### PROVIDED RECORDS

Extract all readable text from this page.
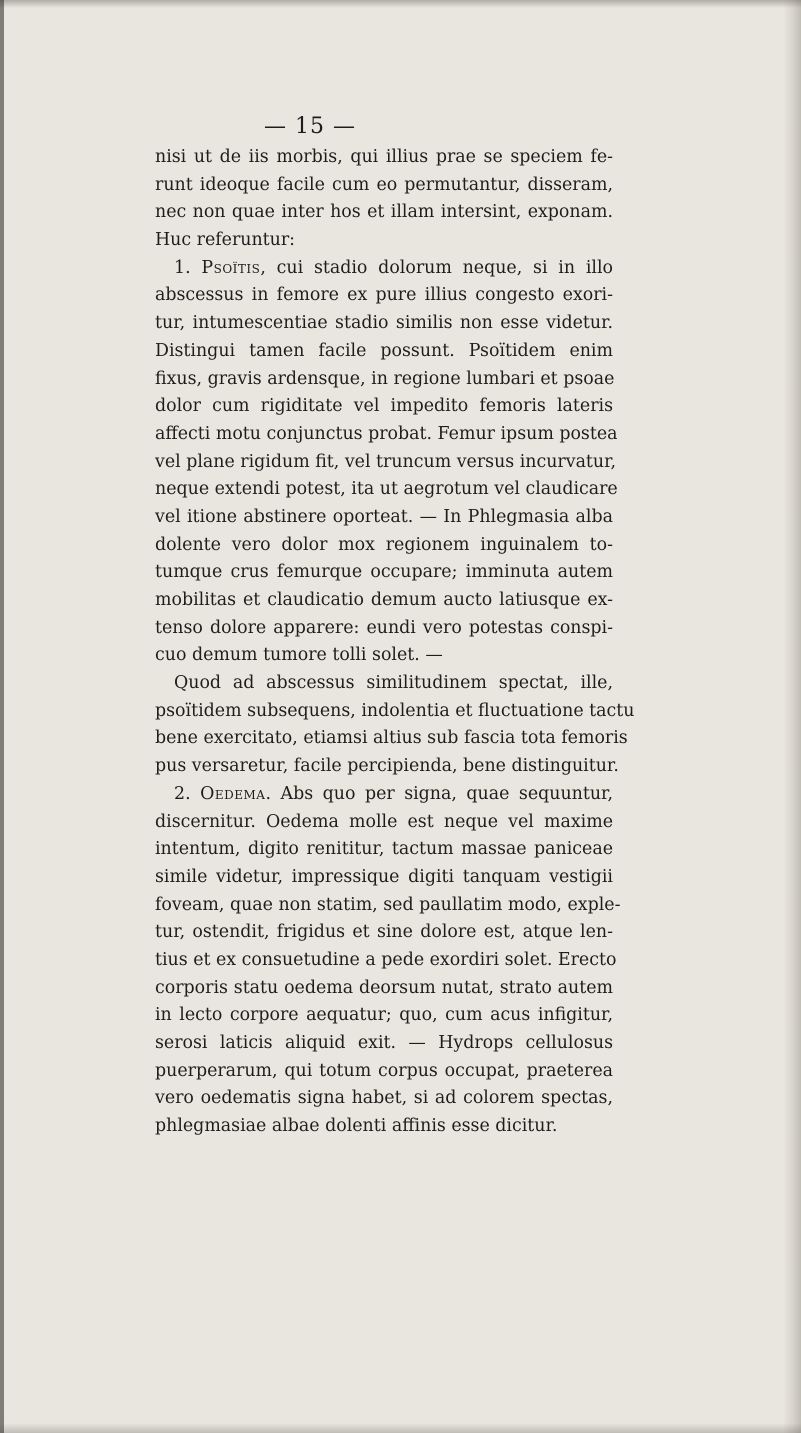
— 15 —
nisi ut de iis morbis, qui illius prae se speciem fe-
runt ideoque facile cum eo permutantur, disseram,
nec non quae inter hos et illam intersint, exponam.
Huc referuntur:
1. Psoïtis, cui stadio dolorum neque, si in illo
abscessus in femore ex pure illius congesto exori-
tur, intumescentiae stadio similis non esse videtur.
Distingui tamen facile possunt. Psoïtidem enim
fixus, gravis ardensque, in regione lumbari et psoae
dolor cum rigiditate vel impedito femoris lateris
affecti motu conjunctus probat. Femur ipsum postea
vel plane rigidum fit, vel truncum versus incurvatur,
neque extendi potest, ita ut aegrotum vel claudicare
vel itione abstinere oporteat. — In Phlegmasia alba
dolente vero dolor mox regionem inguinalem to-
tumque crus femurque occupare; imminuta autem
mobilitas et claudicatio demum aucto latiusque ex-
tenso dolore apparere: eundi vero potestas conspi-
cuo demum tumore tolli solet. —
Quod ad abscessus similitudinem spectat, ille,
psoïtidem subsequens, indolentia et fluctuatione tactu
bene exercitato, etiamsi altius sub fascia tota femoris
pus versaretur, facile percipienda, bene distinguitur.
2. Oedema. Abs quo per signa, quae sequuntur,
discernitur. Oedema molle est neque vel maxime
intentum, digito renititur, tactum massae paniceae
simile videtur, impressique digiti tanquam vestigii
foveam, quae non statim, sed paullatim modo, exple-
tur, ostendit, frigidus et sine dolore est, atque len-
tius et ex consuetudine a pede exordiri solet. Erecto
corporis statu oedema deorsum nutat, strato autem
in lecto corpore aequatur; quo, cum acus infigitur,
serosi laticis aliquid exit. — Hydrops cellulosus
puerperarum, qui totum corpus occupat, praeterea
vero oedematis signa habet, si ad colorem spectas,
phlegmasiae albae dolenti affinis esse dicitur.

### WHAT NEEDS TO BE DONE
In the entries above, copy each line that contains the string "quae".

### EXERCISE OUTPUT
nec non quae inter hos et illam intersint, exponam.
2. Oedema. Abs quo per signa, quae sequuntur,
foveam, quae non statim, sed paullatim modo, exple-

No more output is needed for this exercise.